Where there is Water, there is Life. Water is a basic necessity of all beings on this planet – as much as air to breathe. Yet, the water crisis is the #1 global risk per the World Economic Forum.  

 

India has a water shortage crisis that threatens to become catastrophic.

 

54% of India faces a water crisis.

330 Million people in rural India are impacted by drought.

Forty-six farmers commit suicide every day, leaving behind scores of orphans and widows.

Roughly 60 percent of India's 1.2 billion people still defecate in the open.

 

In fact the crisis is set to worsen quite drastically, as half of India’s water demand will remain unmet by 2030, as predicted by the International Water Management Institute. The Overseas Volunteers for Better India (OVBI) aids River Rejuvenation, Water Conservation and Village well-being initiatives in rural India.

OUR APPROACH

OVBI in partnership with The Art of Living acts as the “glue agency’, supplementing Government efforts. We follow a 3 pronged approach:

 

A.  Financial and Administrative:

Supplement existing Government efforts with incremental funds and provide project execution, project monitoring, and social audit expertise to execute River Rejuvenation and Village well-being initiatives. Our implementation approach is such that every unit of of private sponsorship allows streamlining of 100 units of Government investment (1:100 magnification)

 

B. Technical:

Adoption of erosion control measures, artificial groundwater recharge strategies, and rejuvenation of existing water bodies as short-term solutions. Extensive afforestation and change in water use patterns as long-term solutions.

Enabling expertise of professionals in the fields of 1. Information Technology (Web Development, Internet of Things (IoT), Engineering and Data Sciences) 2. Geo experts (geologists, geo-hydrologists, bio-conservationists, agri-economists)

 

C. Social:

Existing practices and lack of education and awareness is a key bottleneck. Our social approach ensures that the local community is an economic and social stakeholder. Extensive training programs, sensitization drives, and capacity building programs are used to gain community goodwill.

This strategy has been a resounding success. An inspiring and dramatic instance of creating social equity co-investment occurred during the summer of 2016 in Latur Maharashtra. INR 5.25 Crore was mobilized by the community (over INR 11 Crore across Maharashtra), entirely from household savings, for an extremely large local river rejuvenation project!
◇ ◇ ◇ ◇
#### TASK PROMPT:
How much money does the text on India's water crisis say the community in Latur, Maharashtra mobilized during the summer of 2016?

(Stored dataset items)
◇ ◇ ◇ ◇
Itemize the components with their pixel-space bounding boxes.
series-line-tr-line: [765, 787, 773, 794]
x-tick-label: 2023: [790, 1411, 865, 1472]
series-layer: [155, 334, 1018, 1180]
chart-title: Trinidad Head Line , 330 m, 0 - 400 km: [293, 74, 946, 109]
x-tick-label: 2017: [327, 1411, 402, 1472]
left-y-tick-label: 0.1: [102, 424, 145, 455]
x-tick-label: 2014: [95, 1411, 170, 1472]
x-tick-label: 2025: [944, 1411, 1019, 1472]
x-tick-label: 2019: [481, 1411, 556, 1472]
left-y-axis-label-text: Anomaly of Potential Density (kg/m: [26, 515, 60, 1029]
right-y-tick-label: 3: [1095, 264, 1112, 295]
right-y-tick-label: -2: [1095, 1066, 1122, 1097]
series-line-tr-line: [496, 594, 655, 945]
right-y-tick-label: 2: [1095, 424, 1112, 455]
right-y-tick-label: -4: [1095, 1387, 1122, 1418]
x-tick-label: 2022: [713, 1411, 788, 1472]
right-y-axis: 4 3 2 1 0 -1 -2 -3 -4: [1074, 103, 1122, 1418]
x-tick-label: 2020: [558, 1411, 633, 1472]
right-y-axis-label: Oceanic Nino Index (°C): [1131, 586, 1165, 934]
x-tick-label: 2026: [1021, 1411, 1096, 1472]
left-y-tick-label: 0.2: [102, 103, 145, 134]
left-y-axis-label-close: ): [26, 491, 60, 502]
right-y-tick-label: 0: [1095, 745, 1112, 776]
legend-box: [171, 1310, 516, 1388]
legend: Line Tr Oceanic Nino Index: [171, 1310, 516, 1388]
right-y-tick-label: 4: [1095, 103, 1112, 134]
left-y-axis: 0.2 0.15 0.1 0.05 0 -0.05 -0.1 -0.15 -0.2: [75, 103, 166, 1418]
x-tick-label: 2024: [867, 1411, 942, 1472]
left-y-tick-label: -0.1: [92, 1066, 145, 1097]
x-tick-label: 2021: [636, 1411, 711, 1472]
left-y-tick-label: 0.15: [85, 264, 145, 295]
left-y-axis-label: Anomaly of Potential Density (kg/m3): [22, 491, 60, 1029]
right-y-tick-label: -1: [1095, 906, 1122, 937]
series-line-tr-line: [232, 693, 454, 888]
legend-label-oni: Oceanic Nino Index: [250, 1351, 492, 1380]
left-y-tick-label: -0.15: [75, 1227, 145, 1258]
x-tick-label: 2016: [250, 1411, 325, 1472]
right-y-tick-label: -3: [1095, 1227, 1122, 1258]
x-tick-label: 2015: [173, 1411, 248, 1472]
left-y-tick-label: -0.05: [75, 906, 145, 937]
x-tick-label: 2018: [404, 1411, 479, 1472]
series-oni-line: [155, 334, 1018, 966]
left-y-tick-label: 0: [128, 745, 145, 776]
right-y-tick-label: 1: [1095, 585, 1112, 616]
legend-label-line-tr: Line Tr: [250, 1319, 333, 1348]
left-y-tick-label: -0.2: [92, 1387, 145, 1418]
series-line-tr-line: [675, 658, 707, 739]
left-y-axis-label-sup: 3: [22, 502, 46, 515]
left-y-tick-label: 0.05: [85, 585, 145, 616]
◇ ◇ ◇ ◇
#### ANSWER TO THE TASK:
INR 5.25 Crore